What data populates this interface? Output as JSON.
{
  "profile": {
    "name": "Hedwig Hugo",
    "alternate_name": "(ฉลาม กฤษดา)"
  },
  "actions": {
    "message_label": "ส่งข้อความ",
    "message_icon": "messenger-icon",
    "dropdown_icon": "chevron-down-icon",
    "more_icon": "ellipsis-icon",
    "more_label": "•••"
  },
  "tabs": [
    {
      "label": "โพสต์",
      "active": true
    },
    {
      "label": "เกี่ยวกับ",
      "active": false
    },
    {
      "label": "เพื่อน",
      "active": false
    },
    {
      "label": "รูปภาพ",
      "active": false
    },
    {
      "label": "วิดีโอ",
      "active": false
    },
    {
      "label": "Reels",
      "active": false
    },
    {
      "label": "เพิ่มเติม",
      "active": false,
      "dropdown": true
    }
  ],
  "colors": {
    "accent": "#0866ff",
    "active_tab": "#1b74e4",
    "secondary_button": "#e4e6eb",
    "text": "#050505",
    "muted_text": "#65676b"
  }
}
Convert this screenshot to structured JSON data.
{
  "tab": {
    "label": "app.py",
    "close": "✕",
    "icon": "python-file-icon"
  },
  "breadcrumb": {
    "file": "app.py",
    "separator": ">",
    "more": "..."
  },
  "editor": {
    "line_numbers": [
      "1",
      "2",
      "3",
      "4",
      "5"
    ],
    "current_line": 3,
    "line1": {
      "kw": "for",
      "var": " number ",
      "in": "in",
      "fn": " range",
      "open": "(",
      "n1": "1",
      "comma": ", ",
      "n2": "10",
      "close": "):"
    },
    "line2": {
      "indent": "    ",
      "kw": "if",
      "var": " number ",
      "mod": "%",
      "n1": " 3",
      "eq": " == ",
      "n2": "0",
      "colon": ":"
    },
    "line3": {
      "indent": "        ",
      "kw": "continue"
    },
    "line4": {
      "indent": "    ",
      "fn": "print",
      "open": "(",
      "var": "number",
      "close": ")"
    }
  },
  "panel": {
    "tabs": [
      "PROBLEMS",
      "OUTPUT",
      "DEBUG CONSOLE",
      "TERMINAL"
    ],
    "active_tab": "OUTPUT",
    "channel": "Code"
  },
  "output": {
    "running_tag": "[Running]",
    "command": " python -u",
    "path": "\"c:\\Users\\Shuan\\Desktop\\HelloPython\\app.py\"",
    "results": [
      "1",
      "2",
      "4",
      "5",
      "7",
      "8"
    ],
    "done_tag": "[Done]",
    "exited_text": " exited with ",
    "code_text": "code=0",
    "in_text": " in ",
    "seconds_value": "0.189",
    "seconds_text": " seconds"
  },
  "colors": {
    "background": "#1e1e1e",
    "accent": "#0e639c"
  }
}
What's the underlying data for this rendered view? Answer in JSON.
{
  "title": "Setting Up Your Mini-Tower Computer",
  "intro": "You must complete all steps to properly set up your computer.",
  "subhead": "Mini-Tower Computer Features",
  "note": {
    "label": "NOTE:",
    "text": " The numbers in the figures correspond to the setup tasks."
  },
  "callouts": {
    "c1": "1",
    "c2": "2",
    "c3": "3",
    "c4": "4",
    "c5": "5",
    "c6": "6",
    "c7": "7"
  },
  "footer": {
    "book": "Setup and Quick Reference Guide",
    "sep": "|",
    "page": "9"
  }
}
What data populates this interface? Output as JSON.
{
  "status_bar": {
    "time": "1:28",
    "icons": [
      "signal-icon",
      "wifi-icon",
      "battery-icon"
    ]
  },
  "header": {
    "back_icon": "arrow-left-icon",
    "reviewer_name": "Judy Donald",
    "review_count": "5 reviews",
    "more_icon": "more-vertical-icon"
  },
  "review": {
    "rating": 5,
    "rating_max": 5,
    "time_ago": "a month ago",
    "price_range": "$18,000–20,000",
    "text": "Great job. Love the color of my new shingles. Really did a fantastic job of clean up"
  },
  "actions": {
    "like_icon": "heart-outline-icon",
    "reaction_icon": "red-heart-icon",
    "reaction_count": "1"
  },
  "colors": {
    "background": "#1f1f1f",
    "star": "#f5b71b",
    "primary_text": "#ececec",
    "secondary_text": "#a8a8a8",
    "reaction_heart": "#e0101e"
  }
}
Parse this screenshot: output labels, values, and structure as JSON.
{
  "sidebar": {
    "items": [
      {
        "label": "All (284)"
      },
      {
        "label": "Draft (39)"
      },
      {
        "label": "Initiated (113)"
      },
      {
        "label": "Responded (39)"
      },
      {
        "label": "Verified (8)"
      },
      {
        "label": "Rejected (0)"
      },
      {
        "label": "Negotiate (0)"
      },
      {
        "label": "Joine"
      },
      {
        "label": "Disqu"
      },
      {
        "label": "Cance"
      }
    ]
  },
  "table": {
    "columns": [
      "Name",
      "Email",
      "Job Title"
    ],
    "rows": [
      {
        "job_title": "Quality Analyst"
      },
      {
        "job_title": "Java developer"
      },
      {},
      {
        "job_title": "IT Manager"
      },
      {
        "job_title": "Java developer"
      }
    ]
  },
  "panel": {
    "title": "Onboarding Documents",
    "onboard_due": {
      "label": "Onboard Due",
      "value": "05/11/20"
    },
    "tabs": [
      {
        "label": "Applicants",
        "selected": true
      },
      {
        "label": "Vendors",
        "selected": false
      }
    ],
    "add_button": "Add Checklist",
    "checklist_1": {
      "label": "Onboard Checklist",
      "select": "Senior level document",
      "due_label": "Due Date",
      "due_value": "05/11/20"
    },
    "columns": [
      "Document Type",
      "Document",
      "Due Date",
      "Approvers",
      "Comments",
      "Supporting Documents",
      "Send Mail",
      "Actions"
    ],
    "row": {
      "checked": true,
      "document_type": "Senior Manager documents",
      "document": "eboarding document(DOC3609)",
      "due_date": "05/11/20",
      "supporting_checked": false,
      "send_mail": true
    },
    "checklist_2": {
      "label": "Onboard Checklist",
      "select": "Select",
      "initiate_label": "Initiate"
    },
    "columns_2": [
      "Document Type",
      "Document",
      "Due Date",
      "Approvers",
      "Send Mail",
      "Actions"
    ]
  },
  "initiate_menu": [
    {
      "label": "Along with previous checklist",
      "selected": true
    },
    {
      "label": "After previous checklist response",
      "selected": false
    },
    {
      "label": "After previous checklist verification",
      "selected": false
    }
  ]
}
━━━━━━━━━━━━━━━━━━━━━━━━━━━━━━
• **GIVEN EXERCISE**:
Every record above should be copied exactly.

• **EXERCISE RESULT**:
What data populates this interface? Output as JSON.
{
  "profile": {
    "name": "Hedwig Hugo",
    "alternate_name": "(ฉลาม กฤษดา)"
  },
  "actions": {
    "message_label": "ส่งข้อความ",
    "message_icon": "messenger-icon",
    "dropdown_icon": "chevron-down-icon",
    "more_icon": "ellipsis-icon",
    "more_label": "•••"
  },
  "tabs": [
    {
      "label": "โพสต์",
      "active": true
    },
    {
      "label": "เกี่ยวกับ",
      "active": false
    },
    {
      "label": "เพื่อน",
      "active": false
    },
    {
      "label": "รูปภาพ",
      "active": false
    },
    {
      "label": "วิดีโอ",
      "active": false
    },
    {
      "label": "Reels",
      "active": false
    },
    {
      "label": "เพิ่มเติม",
      "active": false,
      "dropdown": true
    }
  ],
  "colors": {
    "accent": "#0866ff",
    "active_tab": "#1b74e4",
    "secondary_button": "#e4e6eb",
    "text": "#050505",
    "muted_text": "#65676b"
  }
}
Convert this screenshot to structured JSON data.
{
  "tab": {
    "label": "app.py",
    "close": "✕",
    "icon": "python-file-icon"
  },
  "breadcrumb": {
    "file": "app.py",
    "separator": ">",
    "more": "..."
  },
  "editor": {
    "line_numbers": [
      "1",
      "2",
      "3",
      "4",
      "5"
    ],
    "current_line": 3,
    "line1": {
      "kw": "for",
      "var": " number ",
      "in": "in",
      "fn": " range",
      "open": "(",
      "n1": "1",
      "comma": ", ",
      "n2": "10",
      "close": "):"
    },
    "line2": {
      "indent": "    ",
      "kw": "if",
      "var": " number ",
      "mod": "%",
      "n1": " 3",
      "eq": " == ",
      "n2": "0",
      "colon": ":"
    },
    "line3": {
      "indent": "        ",
      "kw": "continue"
    },
    "line4": {
      "indent": "    ",
      "fn": "print",
      "open": "(",
      "var": "number",
      "close": ")"
    }
  },
  "panel": {
    "tabs": [
      "PROBLEMS",
      "OUTPUT",
      "DEBUG CONSOLE",
      "TERMINAL"
    ],
    "active_tab": "OUTPUT",
    "channel": "Code"
  },
  "output": {
    "running_tag": "[Running]",
    "command": " python -u",
    "path": "\"c:\\Users\\Shuan\\Desktop\\HelloPython\\app.py\"",
    "results": [
      "1",
      "2",
      "4",
      "5",
      "7",
      "8"
    ],
    "done_tag": "[Done]",
    "exited_text": " exited with ",
    "code_text": "code=0",
    "in_text": " in ",
    "seconds_value": "0.189",
    "seconds_text": " seconds"
  },
  "colors": {
    "background": "#1e1e1e",
    "accent": "#0e639c"
  }
}
What's the underlying data for this rendered view? Answer in JSON.
{
  "title": "Setting Up Your Mini-Tower Computer",
  "intro": "You must complete all steps to properly set up your computer.",
  "subhead": "Mini-Tower Computer Features",
  "note": {
    "label": "NOTE:",
    "text": " The numbers in the figures correspond to the setup tasks."
  },
  "callouts": {
    "c1": "1",
    "c2": "2",
    "c3": "3",
    "c4": "4",
    "c5": "5",
    "c6": "6",
    "c7": "7"
  },
  "footer": {
    "book": "Setup and Quick Reference Guide",
    "sep": "|",
    "page": "9"
  }
}
What data populates this interface? Output as JSON.
{
  "status_bar": {
    "time": "1:28",
    "icons": [
      "signal-icon",
      "wifi-icon",
      "battery-icon"
    ]
  },
  "header": {
    "back_icon": "arrow-left-icon",
    "reviewer_name": "Judy Donald",
    "review_count": "5 reviews",
    "more_icon": "more-vertical-icon"
  },
  "review": {
    "rating": 5,
    "rating_max": 5,
    "time_ago": "a month ago",
    "price_range": "$18,000–20,000",
    "text": "Great job. Love the color of my new shingles. Really did a fantastic job of clean up"
  },
  "actions": {
    "like_icon": "heart-outline-icon",
    "reaction_icon": "red-heart-icon",
    "reaction_count": "1"
  },
  "colors": {
    "background": "#1f1f1f",
    "star": "#f5b71b",
    "primary_text": "#ececec",
    "secondary_text": "#a8a8a8",
    "reaction_heart": "#e0101e"
  }
}
Parse this screenshot: output labels, values, and structure as JSON.
{
  "sidebar": {
    "items": [
      {
        "label": "All (284)"
      },
      {
        "label": "Draft (39)"
      },
      {
        "label": "Initiated (113)"
      },
      {
        "label": "Responded (39)"
      },
      {
        "label": "Verified (8)"
      },
      {
        "label": "Rejected (0)"
      },
      {
        "label": "Negotiate (0)"
      },
      {
        "label": "Joine"
      },
      {
        "label": "Disqu"
      },
      {
        "label": "Cance"
      }
    ]
  },
  "table": {
    "columns": [
      "Name",
      "Email",
      "Job Title"
    ],
    "rows": [
      {
        "job_title": "Quality Analyst"
      },
      {
        "job_title": "Java developer"
      },
      {},
      {
        "job_title": "IT Manager"
      },
      {
        "job_title": "Java developer"
      }
    ]
  },
  "panel": {
    "title": "Onboarding Documents",
    "onboard_due": {
      "label": "Onboard Due",
      "value": "05/11/20"
    },
    "tabs": [
      {
        "label": "Applicants",
        "selected": true
      },
      {
        "label": "Vendors",
        "selected": false
      }
    ],
    "add_button": "Add Checklist",
    "checklist_1": {
      "label": "Onboard Checklist",
      "select": "Senior level document",
      "due_label": "Due Date",
      "due_value": "05/11/20"
    },
    "columns": [
      "Document Type",
      "Document",
      "Due Date",
      "Approvers",
      "Comments",
      "Supporting Documents",
      "Send Mail",
      "Actions"
    ],
    "row": {
      "checked": true,
      "document_type": "Senior Manager documents",
      "document": "eboarding document(DOC3609)",
      "due_date": "05/11/20",
      "supporting_checked": false,
      "send_mail": true
    },
    "checklist_2": {
      "label": "Onboard Checklist",
      "select": "Select",
      "initiate_label": "Initiate"
    },
    "columns_2": [
      "Document Type",
      "Document",
      "Due Date",
      "Approvers",
      "Send Mail",
      "Actions"
    ]
  },
  "initiate_menu": [
    {
      "label": "Along with previous checklist",
      "selected": true
    },
    {
      "label": "After previous checklist response",
      "selected": false
    },
    {
      "label": "After previous checklist verification",
      "selected": false
    }
  ]
}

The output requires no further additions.